-- Dataset records start --

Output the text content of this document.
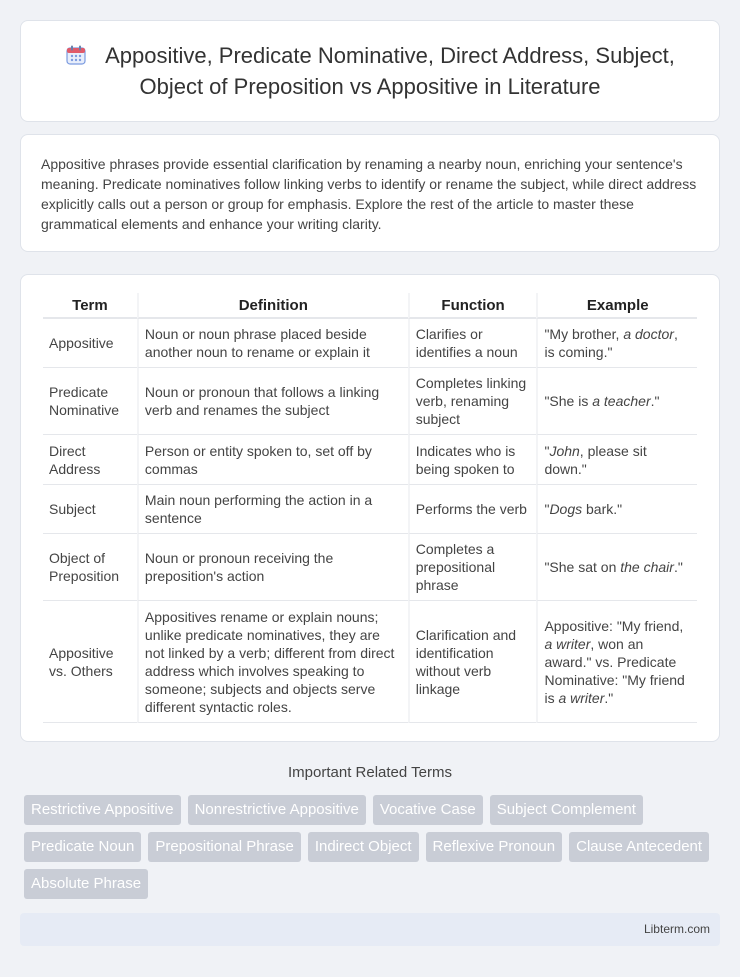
Appositive, Predicate Nominative, Direct Address, Subject, Object of Preposition vs Appositive in Literature

Appositive phrases provide essential clarification by renaming a nearby noun, enriching your sentence's meaning. Predicate nominatives follow linking verbs to identify or rename the subject, while direct address explicitly calls out a person or group for emphasis. Explore the rest of the article to master these grammatical elements and enhance your writing clarity.

Term	Definition	Function	Example
Appositive	Noun or noun phrase placed beside another noun to rename or explain it	Clarifies or identifies a noun	"My brother, a doctor, is coming."
Predicate Nominative	Noun or pronoun that follows a linking verb and renames the subject	Completes linking verb, renaming subject	"She is a teacher."
Direct Address	Person or entity spoken to, set off by commas	Indicates who is being spoken to	"John, please sit down."
Subject	Main noun performing the action in a sentence	Performs the verb	"Dogs bark."
Object of Preposition	Noun or pronoun receiving the preposition's action	Completes a prepositional phrase	"She sat on the chair."
Appositive vs. Others	Appositives rename or explain nouns; unlike predicate nominatives, they are not linked by a verb; different from direct address which involves speaking to someone; subjects and objects serve different syntactic roles.	Clarification and identification without verb linkage	Appositive: "My friend, a writer, won an award." vs. Predicate Nominative: "My friend is a writer."
Important Related Terms
Restrictive Appositive	Nonrestrictive Appositive	Vocative Case	Subject Complement
Predicate Noun	Prepositional Phrase	Indirect Object	Reflexive Pronoun	Clause Antecedent
Absolute Phrase
Libterm.com
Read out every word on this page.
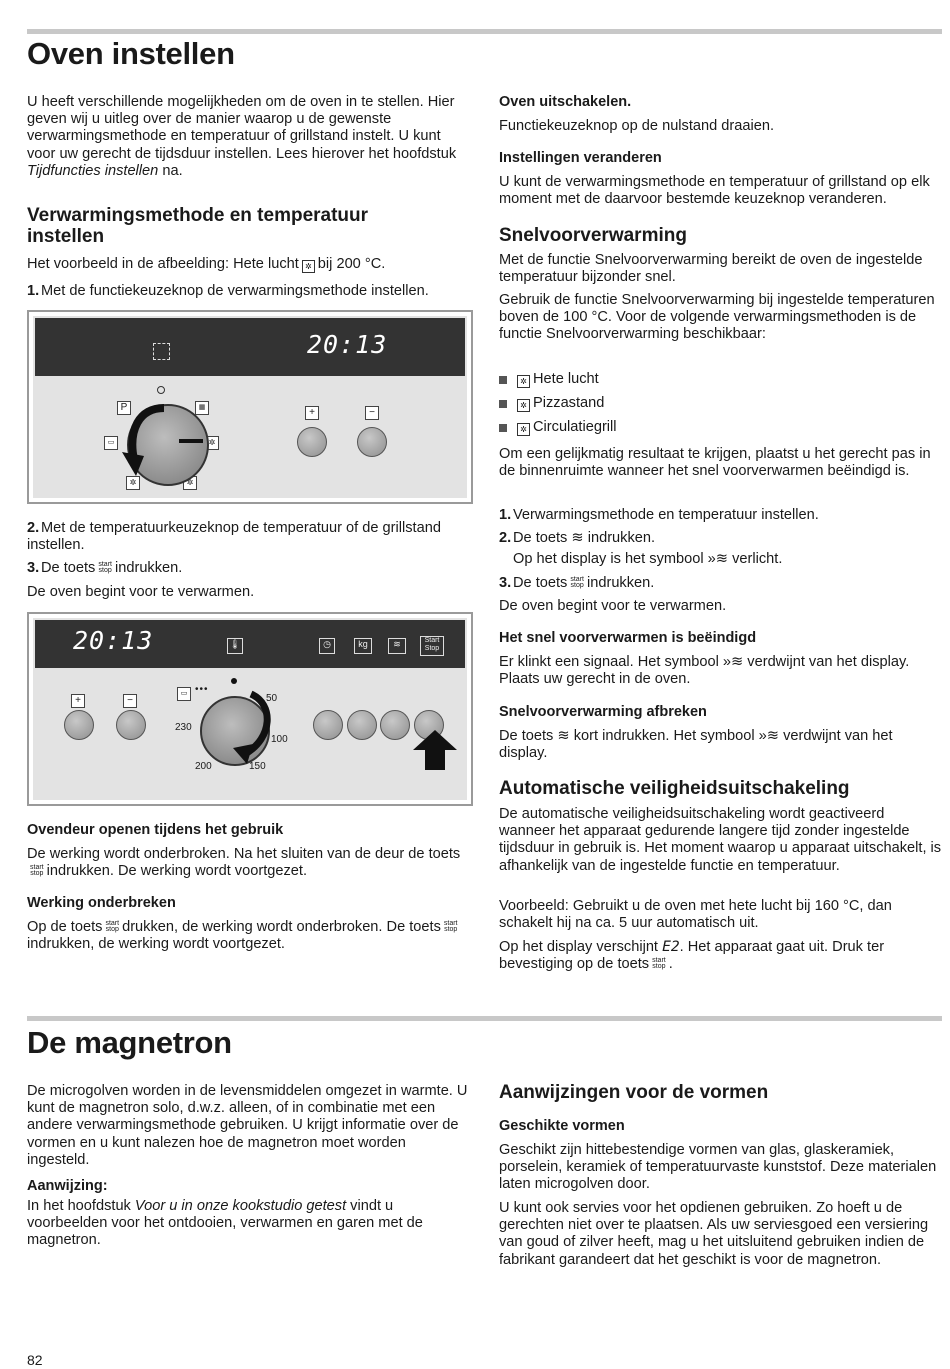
Oven instellen

U heeft verschillende mogelijkheden om de oven in te stellen. Hier geven wij u uitleg over de manier waarop u de gewenste verwarmingsmethode en temperatuur of grillstand instelt. U kunt voor uw gerecht de tijdsduur instellen. Lees hierover het hoofdstuk Tijdfuncties instellen na.

Verwarmingsmethode en temperatuur instellen

Het voorbeeld in de afbeelding: Hete lucht ✲ bij 200 °C.

1. Met de functiekeuzeknop de verwarmingsmethode instellen.

20:13
P	▦
▭	✲
✲	✲
+	−

2. Met de temperatuurkeuzeknop de temperatuur of de grillstand instellen.

3. De toets start
stop indrukken.

De oven begint voor te verwarmen.

20:13	🌡	◷	kg	≋	Start
Stop
+	−
▭ •••
50
100
150
200
230
Ovendeur openen tijdens het gebruik

De werking wordt onderbroken. Na het sluiten van de deur de toetsstart
stop indrukken. De werking wordt voortgezet.

Werking onderbreken

Op de toets start
stop drukken, de werking wordt onderbroken. De toets start
stopindrukken, de werking wordt voortgezet.

Oven uitschakelen.

Functiekeuzeknop op de nulstand draaien.

Instellingen veranderen

U kunt de verwarmingsmethode en temperatuur of grillstand op elk moment met de daarvoor bestemde keuzeknop veranderen.

Snelvoorverwarming

Met de functie Snelvoorverwarming bereikt de oven de ingestelde temperatuur bijzonder snel.

Gebruik de functie Snelvoorverwarming bij ingestelde temperaturen boven de 100 °C. Voor de volgende verwarmingsmethoden is de functie Snelvoorverwarming beschikbaar:

✲ Hete lucht

✲ Pizzastand

✲ Circulatiegrill

Om een gelijkmatig resultaat te krijgen, plaatst u het gerecht pas in de binnenruimte wanneer het snel voorverwarmen beëindigd is.

1. Verwarmingsmethode en temperatuur instellen.

2. De toets ≋ indrukken.

Op het display is het symbool »≋ verlicht.

3. De toets start
stop indrukken.

De oven begint voor te verwarmen.

Het snel voorverwarmen is beëindigd

Er klinkt een signaal. Het symbool »≋ verdwijnt van het display. Plaats uw gerecht in de oven.

Snelvoorverwarming afbreken

De toets ≋ kort indrukken. Het symbool »≋ verdwijnt van het display.

Automatische veiligheidsuitschakeling

De automatische veiligheidsuitschakeling wordt geactiveerd wanneer het apparaat gedurende langere tijd zonder ingestelde tijdsduur in gebruik is. Het moment waarop u apparaat uitschakelt, is afhankelijk van de ingestelde functie en temperatuur.

Voorbeeld: Gebruikt u de oven met hete lucht bij 160 °C, dan schakelt hij na ca. 5 uur automatisch uit.

Op het display verschijnt E2. Het apparaat gaat uit. Druk ter bevestiging op de toets start
stop .

De magnetron

De microgolven worden in de levensmiddelen omgezet in warmte. U kunt de magnetron solo, d.w.z. alleen, of in combinatie met een andere verwarmingsmethode gebruiken. U krijgt informatie over de vormen en u kunt nalezen hoe de magnetron moet worden ingesteld.

Aanwijzing:

In het hoofdstuk Voor u in onze kookstudio getest vindt u voorbeelden voor het ontdooien, verwarmen en garen met de magnetron.

Aanwijzingen voor de vormen
Geschikte vormen

Geschikt zijn hittebestendige vormen van glas, glaskeramiek, porselein, keramiek of temperatuurvaste kunststof. Deze materialen laten microgolven door.

U kunt ook servies voor het opdienen gebruiken. Zo hoeft u de gerechten niet over te plaatsen. Als uw serviesgoed een versiering van goud of zilver heeft, mag u het uitsluitend gebruiken indien de fabrikant garandeert dat het geschikt is voor de magnetron.

82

-- Dataset records end --

Task description: Transcribe every line in the entries above, taking out only the images.

Answer to the exercise:
Output the text content of this document.
Appositive, Predicate Nominative, Direct Address, Subject, Object of Preposition vs Appositive in Literature

Appositive phrases provide essential clarification by renaming a nearby noun, enriching your sentence's meaning. Predicate nominatives follow linking verbs to identify or rename the subject, while direct address explicitly calls out a person or group for emphasis. Explore the rest of the article to master these grammatical elements and enhance your writing clarity.

Term	Definition	Function	Example
Appositive	Noun or noun phrase placed beside another noun to rename or explain it	Clarifies or identifies a noun	"My brother, a doctor, is coming."
Predicate Nominative	Noun or pronoun that follows a linking verb and renames the subject	Completes linking verb, renaming subject	"She is a teacher."
Direct Address	Person or entity spoken to, set off by commas	Indicates who is being spoken to	"John, please sit down."
Subject	Main noun performing the action in a sentence	Performs the verb	"Dogs bark."
Object of Preposition	Noun or pronoun receiving the preposition's action	Completes a prepositional phrase	"She sat on the chair."
Appositive vs. Others	Appositives rename or explain nouns; unlike predicate nominatives, they are not linked by a verb; different from direct address which involves speaking to someone; subjects and objects serve different syntactic roles.	Clarification and identification without verb linkage	Appositive: "My friend, a writer, won an award." vs. Predicate Nominative: "My friend is a writer."
Important Related Terms
Restrictive Appositive	Nonrestrictive Appositive	Vocative Case	Subject Complement
Predicate Noun	Prepositional Phrase	Indirect Object	Reflexive Pronoun	Clause Antecedent
Absolute Phrase
Libterm.com
Read out every word on this page.
Oven instellen

U heeft verschillende mogelijkheden om de oven in te stellen. Hier geven wij u uitleg over de manier waarop u de gewenste verwarmingsmethode en temperatuur of grillstand instelt. U kunt voor uw gerecht de tijdsduur instellen. Lees hierover het hoofdstuk Tijdfuncties instellen na.

Verwarmingsmethode en temperatuur instellen

Het voorbeeld in de afbeelding: Hete lucht ✲ bij 200 °C.

1. Met de functiekeuzeknop de verwarmingsmethode instellen.

20:13
P	▦
▭	✲
✲	✲
+	−

2. Met de temperatuurkeuzeknop de temperatuur of de grillstand instellen.

3. De toets start
stop indrukken.

De oven begint voor te verwarmen.

20:13	🌡	◷	kg	≋	Start
Stop
+	−
▭ •••
50
100
150
200
230
Ovendeur openen tijdens het gebruik

De werking wordt onderbroken. Na het sluiten van de deur de toetsstart
stop indrukken. De werking wordt voortgezet.

Werking onderbreken

Op de toets start
stop drukken, de werking wordt onderbroken. De toets start
stopindrukken, de werking wordt voortgezet.

Oven uitschakelen.

Functiekeuzeknop op de nulstand draaien.

Instellingen veranderen

U kunt de verwarmingsmethode en temperatuur of grillstand op elk moment met de daarvoor bestemde keuzeknop veranderen.

Snelvoorverwarming

Met de functie Snelvoorverwarming bereikt de oven de ingestelde temperatuur bijzonder snel.

Gebruik de functie Snelvoorverwarming bij ingestelde temperaturen boven de 100 °C. Voor de volgende verwarmingsmethoden is de functie Snelvoorverwarming beschikbaar:

✲ Hete lucht

✲ Pizzastand

✲ Circulatiegrill

Om een gelijkmatig resultaat te krijgen, plaatst u het gerecht pas in de binnenruimte wanneer het snel voorverwarmen beëindigd is.

1. Verwarmingsmethode en temperatuur instellen.

2. De toets ≋ indrukken.

Op het display is het symbool »≋ verlicht.

3. De toets start
stop indrukken.

De oven begint voor te verwarmen.

Het snel voorverwarmen is beëindigd

Er klinkt een signaal. Het symbool »≋ verdwijnt van het display. Plaats uw gerecht in de oven.

Snelvoorverwarming afbreken

De toets ≋ kort indrukken. Het symbool »≋ verdwijnt van het display.

Automatische veiligheidsuitschakeling

De automatische veiligheidsuitschakeling wordt geactiveerd wanneer het apparaat gedurende langere tijd zonder ingestelde tijdsduur in gebruik is. Het moment waarop u apparaat uitschakelt, is afhankelijk van de ingestelde functie en temperatuur.

Voorbeeld: Gebruikt u de oven met hete lucht bij 160 °C, dan schakelt hij na ca. 5 uur automatisch uit.

Op het display verschijnt E2. Het apparaat gaat uit. Druk ter bevestiging op de toets start
stop .

De magnetron

De microgolven worden in de levensmiddelen omgezet in warmte. U kunt de magnetron solo, d.w.z. alleen, of in combinatie met een andere verwarmingsmethode gebruiken. U krijgt informatie over de vormen en u kunt nalezen hoe de magnetron moet worden ingesteld.

Aanwijzing:

In het hoofdstuk Voor u in onze kookstudio getest vindt u voorbeelden voor het ontdooien, verwarmen en garen met de magnetron.

Aanwijzingen voor de vormen
Geschikte vormen

Geschikt zijn hittebestendige vormen van glas, glaskeramiek, porselein, keramiek of temperatuurvaste kunststof. Deze materialen laten microgolven door.

U kunt ook servies voor het opdienen gebruiken. Zo hoeft u de gerechten niet over te plaatsen. Als uw serviesgoed een versiering van goud of zilver heeft, mag u het uitsluitend gebruiken indien de fabrikant garandeert dat het geschikt is voor de magnetron.

82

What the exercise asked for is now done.